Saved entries
——————
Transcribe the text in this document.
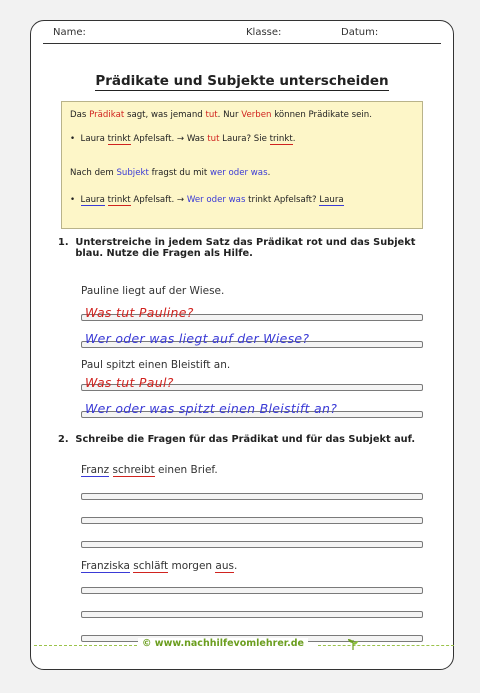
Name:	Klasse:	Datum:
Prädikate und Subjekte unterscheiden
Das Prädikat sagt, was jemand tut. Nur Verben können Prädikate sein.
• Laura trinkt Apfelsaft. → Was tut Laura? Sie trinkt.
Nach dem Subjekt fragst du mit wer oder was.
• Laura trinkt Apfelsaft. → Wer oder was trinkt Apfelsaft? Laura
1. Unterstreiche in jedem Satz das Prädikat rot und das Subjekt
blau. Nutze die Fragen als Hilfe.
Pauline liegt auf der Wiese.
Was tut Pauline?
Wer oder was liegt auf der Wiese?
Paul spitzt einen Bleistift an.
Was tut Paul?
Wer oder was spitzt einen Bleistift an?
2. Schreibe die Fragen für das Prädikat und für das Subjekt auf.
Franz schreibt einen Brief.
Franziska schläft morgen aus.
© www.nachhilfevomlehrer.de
——————
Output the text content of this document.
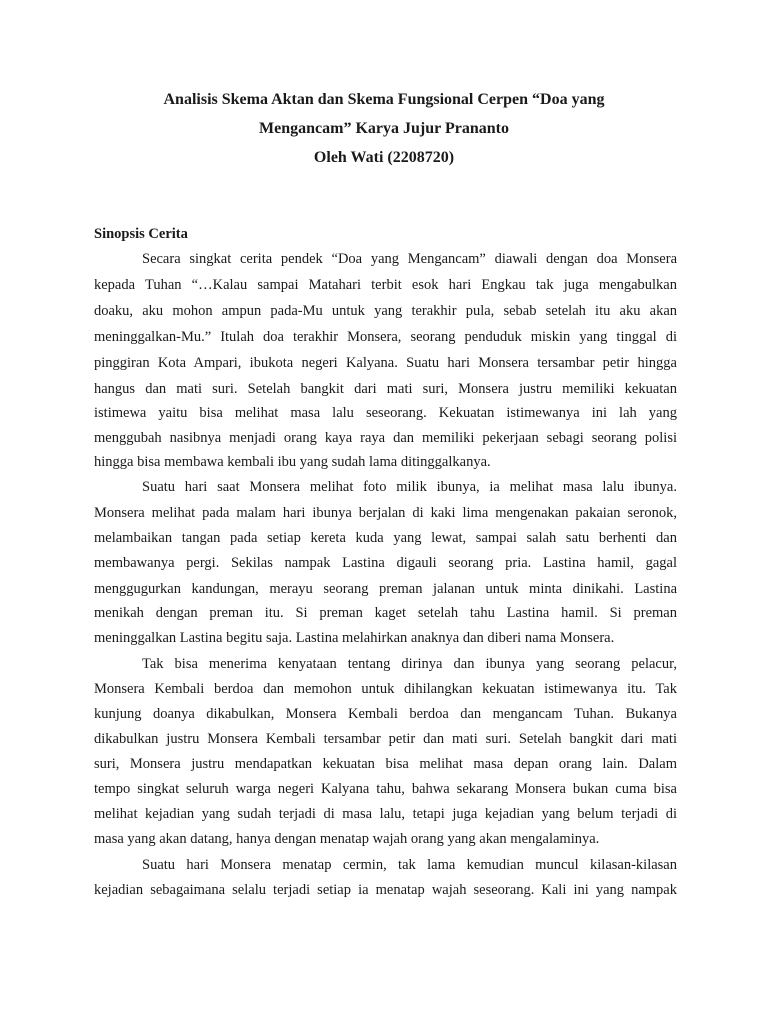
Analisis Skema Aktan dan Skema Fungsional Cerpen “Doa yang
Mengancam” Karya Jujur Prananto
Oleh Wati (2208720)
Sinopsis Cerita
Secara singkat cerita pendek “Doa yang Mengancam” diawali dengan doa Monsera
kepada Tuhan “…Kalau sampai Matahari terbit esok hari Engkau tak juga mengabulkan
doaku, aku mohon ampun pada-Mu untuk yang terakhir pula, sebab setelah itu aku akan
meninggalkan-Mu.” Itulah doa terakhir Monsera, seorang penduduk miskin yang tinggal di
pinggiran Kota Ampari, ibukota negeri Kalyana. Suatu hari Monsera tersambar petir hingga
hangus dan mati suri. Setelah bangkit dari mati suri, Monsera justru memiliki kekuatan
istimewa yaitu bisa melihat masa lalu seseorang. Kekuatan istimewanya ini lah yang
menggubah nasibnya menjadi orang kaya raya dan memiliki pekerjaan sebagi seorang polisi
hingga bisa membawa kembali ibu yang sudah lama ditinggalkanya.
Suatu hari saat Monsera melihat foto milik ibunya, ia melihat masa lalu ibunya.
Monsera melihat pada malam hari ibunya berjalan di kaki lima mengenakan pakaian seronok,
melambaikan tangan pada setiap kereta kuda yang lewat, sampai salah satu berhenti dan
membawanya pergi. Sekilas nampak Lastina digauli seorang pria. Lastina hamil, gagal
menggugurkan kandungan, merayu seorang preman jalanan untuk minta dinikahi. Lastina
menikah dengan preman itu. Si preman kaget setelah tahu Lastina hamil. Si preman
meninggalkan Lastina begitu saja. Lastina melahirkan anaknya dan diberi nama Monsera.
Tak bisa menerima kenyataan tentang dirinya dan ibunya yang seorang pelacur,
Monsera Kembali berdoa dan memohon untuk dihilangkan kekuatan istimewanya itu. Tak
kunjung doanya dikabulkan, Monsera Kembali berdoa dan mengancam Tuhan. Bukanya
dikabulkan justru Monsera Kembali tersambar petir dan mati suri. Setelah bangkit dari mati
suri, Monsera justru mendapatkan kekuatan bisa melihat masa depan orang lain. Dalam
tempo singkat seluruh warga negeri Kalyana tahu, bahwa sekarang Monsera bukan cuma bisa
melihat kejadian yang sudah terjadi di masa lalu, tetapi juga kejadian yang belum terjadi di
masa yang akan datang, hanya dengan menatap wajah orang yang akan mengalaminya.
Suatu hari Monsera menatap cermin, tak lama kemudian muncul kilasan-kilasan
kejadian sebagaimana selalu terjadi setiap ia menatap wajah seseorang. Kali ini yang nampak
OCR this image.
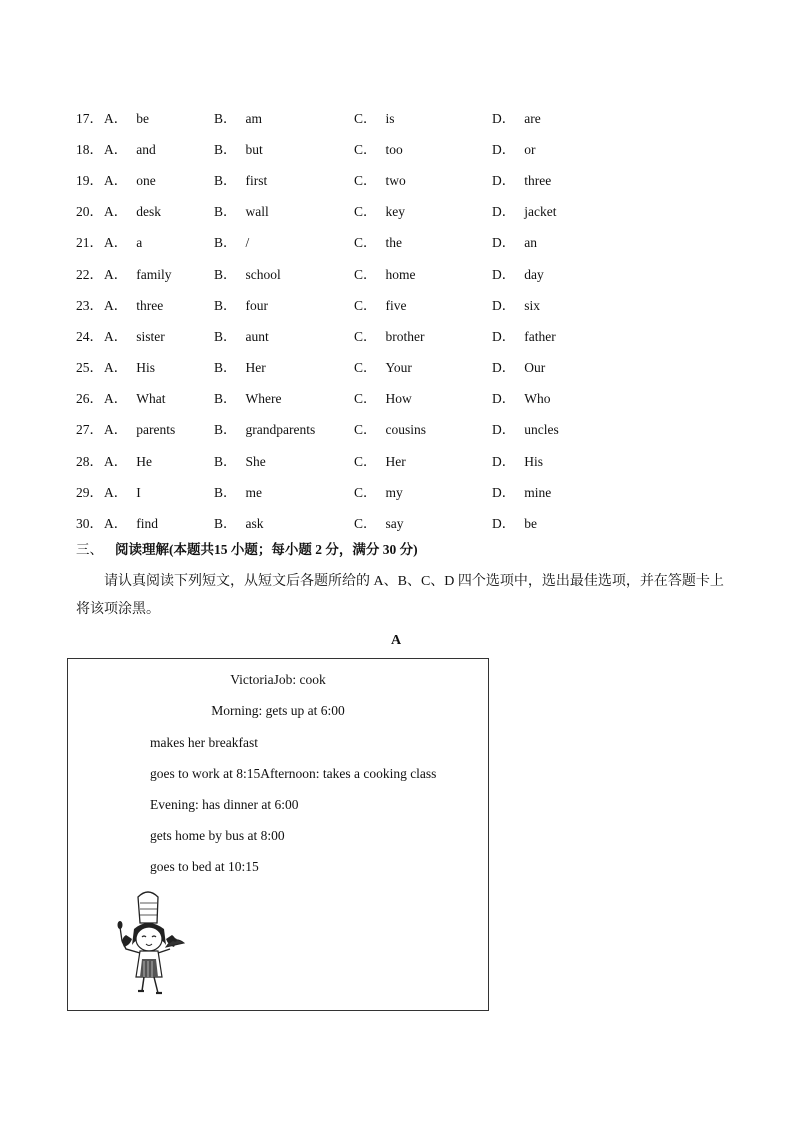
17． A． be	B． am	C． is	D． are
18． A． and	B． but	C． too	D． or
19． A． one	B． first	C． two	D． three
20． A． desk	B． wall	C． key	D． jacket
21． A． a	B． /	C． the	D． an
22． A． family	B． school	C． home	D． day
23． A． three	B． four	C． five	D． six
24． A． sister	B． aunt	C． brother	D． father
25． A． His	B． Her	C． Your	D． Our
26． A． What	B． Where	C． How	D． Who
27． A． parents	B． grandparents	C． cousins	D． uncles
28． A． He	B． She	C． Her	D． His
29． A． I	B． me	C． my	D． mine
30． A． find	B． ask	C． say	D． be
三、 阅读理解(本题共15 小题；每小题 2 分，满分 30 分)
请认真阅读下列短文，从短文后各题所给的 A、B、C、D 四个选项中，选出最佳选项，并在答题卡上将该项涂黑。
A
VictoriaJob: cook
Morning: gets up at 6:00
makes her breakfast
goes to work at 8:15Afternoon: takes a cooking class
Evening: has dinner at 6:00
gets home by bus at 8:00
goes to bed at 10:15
——————
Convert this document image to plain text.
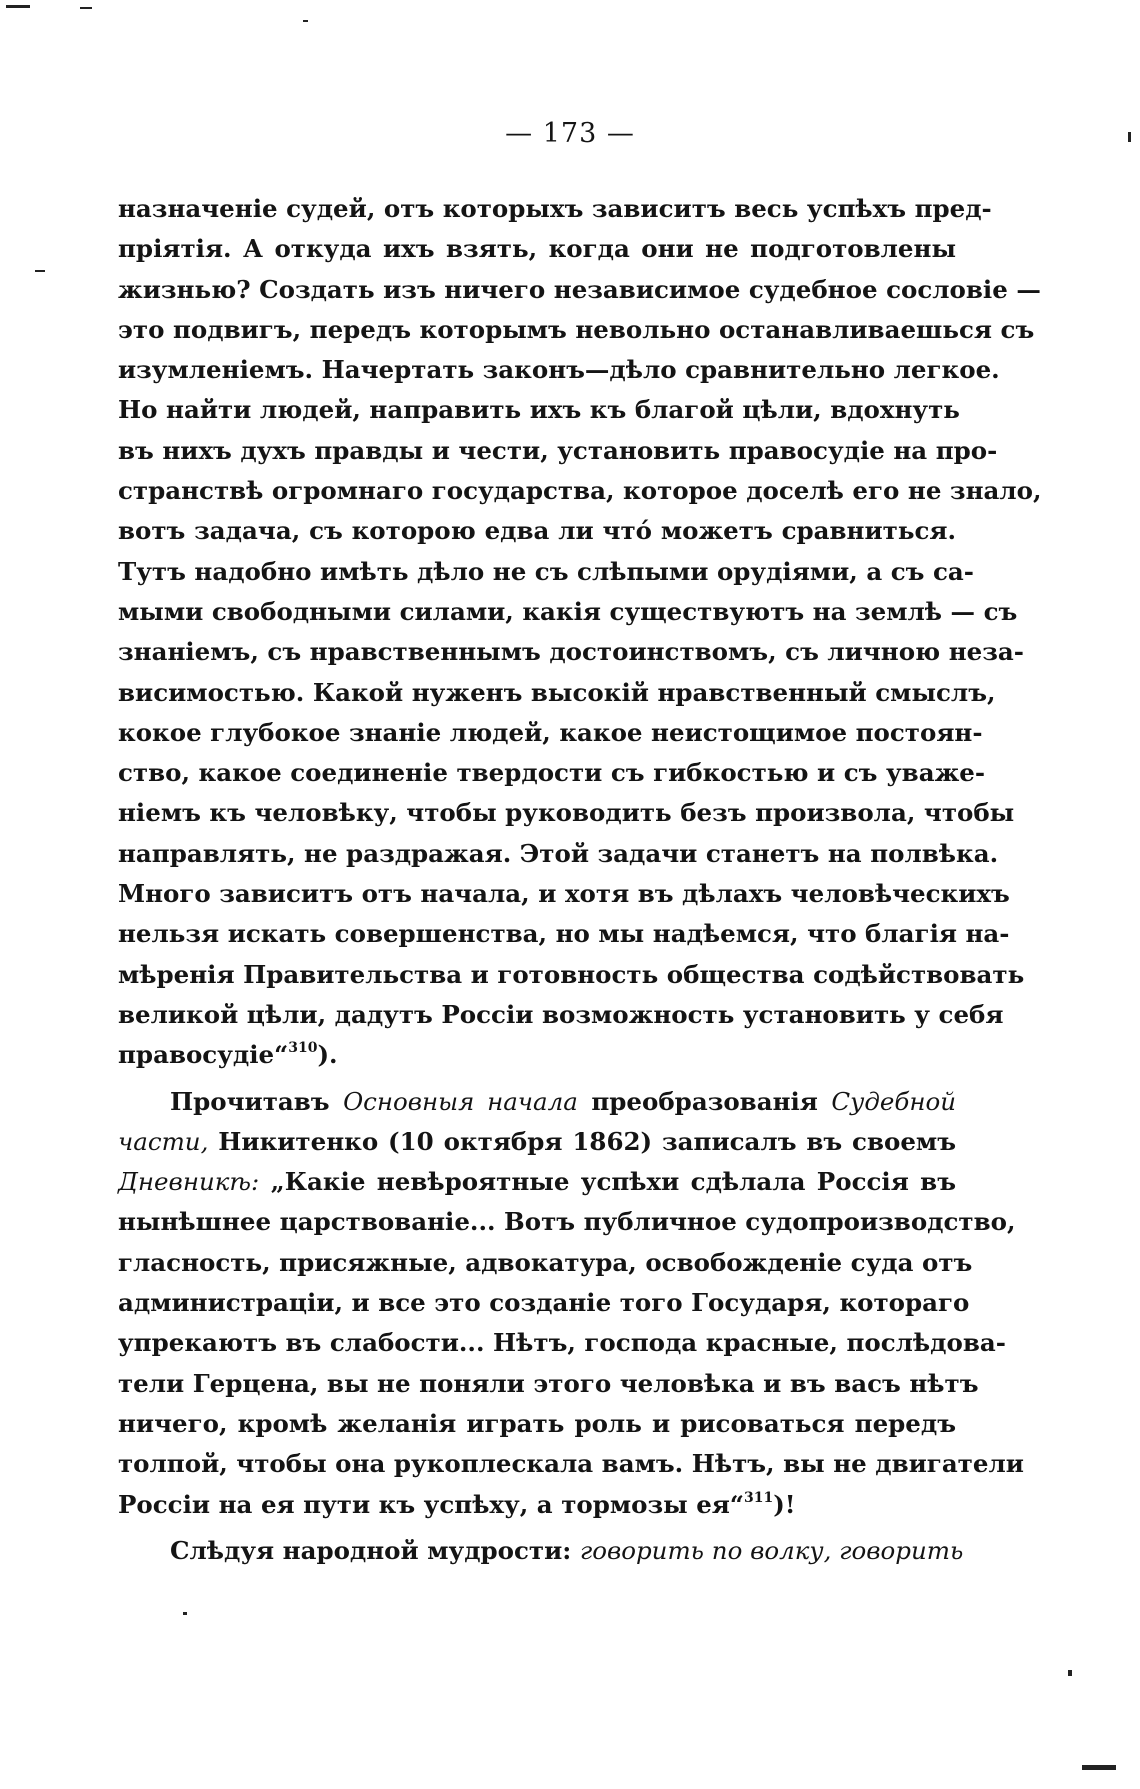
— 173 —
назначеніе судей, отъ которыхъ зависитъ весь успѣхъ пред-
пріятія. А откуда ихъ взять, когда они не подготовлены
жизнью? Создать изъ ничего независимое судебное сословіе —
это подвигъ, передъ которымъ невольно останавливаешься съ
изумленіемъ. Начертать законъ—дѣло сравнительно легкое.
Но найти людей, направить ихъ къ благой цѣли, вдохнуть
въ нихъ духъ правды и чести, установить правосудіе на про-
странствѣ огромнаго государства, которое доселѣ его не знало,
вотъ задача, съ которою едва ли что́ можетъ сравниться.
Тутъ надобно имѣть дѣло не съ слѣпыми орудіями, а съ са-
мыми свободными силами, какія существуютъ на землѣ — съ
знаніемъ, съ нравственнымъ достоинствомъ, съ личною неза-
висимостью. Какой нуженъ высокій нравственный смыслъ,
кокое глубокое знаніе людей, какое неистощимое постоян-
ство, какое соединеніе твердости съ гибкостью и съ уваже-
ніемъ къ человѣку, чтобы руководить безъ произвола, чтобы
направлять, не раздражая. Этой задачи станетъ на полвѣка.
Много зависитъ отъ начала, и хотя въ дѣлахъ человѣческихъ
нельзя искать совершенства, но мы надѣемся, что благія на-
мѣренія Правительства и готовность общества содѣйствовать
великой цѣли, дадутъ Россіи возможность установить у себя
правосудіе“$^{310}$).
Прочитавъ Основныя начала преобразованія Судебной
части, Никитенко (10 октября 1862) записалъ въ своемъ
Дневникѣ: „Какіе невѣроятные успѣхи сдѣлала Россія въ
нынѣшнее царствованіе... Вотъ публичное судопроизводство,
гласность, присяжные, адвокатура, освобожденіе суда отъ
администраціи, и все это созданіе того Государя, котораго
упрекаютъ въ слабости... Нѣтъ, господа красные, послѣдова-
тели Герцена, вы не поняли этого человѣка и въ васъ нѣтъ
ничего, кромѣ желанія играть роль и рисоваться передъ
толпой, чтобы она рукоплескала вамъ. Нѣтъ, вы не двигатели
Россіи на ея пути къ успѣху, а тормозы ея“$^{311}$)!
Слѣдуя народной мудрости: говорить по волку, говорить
——————
TASK REQUIREMENTS:
Copy whichever lines in the listing above contain the word "trinkt".

WRITTEN RESPONSE:
• Laura trinkt Apfelsaft. → Was tut Laura? Sie trinkt.
• Laura trinkt Apfelsaft. → Wer oder was trinkt Apfelsaft? Laura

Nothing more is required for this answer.